━━━━━ Exercise input

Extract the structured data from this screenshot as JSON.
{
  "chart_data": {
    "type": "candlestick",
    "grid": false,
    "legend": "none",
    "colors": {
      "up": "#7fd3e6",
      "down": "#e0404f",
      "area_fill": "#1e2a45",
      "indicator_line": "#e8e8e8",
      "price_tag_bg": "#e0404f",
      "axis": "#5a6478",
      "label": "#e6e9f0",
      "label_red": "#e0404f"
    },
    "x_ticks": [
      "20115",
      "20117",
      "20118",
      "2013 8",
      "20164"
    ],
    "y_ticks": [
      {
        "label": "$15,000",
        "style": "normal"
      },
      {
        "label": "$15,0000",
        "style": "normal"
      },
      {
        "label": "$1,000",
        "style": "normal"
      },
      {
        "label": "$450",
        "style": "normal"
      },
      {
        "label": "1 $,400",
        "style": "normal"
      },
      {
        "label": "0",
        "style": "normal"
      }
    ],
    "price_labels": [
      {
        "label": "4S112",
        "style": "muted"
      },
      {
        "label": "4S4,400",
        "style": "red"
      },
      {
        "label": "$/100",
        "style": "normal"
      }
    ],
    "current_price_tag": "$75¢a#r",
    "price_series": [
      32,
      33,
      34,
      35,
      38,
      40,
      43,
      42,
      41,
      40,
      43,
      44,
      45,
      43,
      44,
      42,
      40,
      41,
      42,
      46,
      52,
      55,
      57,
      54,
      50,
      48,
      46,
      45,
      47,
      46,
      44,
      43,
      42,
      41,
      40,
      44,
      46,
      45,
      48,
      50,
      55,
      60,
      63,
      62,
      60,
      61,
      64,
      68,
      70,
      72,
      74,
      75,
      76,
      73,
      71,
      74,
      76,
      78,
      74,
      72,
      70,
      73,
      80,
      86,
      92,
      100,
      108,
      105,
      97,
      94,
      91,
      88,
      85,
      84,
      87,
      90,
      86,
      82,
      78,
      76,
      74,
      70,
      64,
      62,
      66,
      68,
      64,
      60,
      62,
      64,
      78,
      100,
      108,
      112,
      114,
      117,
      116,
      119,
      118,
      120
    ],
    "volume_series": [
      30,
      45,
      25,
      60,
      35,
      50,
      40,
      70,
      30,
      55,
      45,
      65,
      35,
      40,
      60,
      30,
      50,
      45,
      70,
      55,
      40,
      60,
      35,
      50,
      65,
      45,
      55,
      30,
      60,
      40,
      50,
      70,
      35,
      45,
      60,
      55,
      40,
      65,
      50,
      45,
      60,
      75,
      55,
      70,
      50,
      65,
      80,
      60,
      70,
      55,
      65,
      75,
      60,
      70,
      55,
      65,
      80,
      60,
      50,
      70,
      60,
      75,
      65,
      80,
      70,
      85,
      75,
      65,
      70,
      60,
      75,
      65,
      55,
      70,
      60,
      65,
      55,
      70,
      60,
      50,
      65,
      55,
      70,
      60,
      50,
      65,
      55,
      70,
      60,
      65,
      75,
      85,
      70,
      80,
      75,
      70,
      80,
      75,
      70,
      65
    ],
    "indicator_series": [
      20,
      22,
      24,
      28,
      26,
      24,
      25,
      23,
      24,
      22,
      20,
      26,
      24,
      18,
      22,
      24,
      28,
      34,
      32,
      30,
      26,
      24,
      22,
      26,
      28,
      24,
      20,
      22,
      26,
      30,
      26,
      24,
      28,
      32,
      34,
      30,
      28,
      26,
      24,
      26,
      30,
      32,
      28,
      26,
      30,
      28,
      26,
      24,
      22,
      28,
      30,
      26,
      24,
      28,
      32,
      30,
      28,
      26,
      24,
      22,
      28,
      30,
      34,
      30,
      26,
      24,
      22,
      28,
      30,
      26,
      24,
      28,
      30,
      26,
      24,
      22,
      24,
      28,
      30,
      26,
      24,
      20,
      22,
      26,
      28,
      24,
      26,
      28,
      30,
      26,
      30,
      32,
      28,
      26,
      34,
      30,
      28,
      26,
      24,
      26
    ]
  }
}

━━━━━━━━━━
━━━━━ Exercise input

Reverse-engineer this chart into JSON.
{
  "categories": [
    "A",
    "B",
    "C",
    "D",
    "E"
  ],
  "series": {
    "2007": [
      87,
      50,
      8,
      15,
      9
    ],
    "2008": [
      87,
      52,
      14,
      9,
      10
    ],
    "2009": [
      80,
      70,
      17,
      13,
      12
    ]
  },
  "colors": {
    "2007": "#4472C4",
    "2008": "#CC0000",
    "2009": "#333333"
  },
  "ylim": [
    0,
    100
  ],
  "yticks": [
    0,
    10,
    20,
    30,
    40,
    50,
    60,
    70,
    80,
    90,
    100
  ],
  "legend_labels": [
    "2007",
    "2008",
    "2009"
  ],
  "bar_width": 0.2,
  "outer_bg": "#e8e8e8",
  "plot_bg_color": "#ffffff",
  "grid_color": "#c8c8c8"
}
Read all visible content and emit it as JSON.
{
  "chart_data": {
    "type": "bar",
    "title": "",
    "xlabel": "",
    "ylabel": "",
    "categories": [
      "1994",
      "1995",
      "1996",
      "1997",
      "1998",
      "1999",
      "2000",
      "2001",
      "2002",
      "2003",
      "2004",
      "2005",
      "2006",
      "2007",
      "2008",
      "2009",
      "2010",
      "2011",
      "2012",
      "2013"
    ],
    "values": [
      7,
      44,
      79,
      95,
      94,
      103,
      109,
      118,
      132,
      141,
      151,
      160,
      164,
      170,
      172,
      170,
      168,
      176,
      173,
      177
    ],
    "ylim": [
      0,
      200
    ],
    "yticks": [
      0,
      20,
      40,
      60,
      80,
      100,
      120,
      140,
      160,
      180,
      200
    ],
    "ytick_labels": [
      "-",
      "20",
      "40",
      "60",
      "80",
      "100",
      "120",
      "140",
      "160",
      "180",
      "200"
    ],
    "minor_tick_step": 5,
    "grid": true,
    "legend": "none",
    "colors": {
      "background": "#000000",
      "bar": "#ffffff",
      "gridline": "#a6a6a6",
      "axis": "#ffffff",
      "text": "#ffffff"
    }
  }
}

━━━━━━━━━━

→ **Your instructions**:
Return from the data every line that holds "ffffff".

→ **Reply**:
  "plot_bg_color": "#ffffff",
      "bar": "#ffffff",
      "axis": "#ffffff",
      "text": "#ffffff"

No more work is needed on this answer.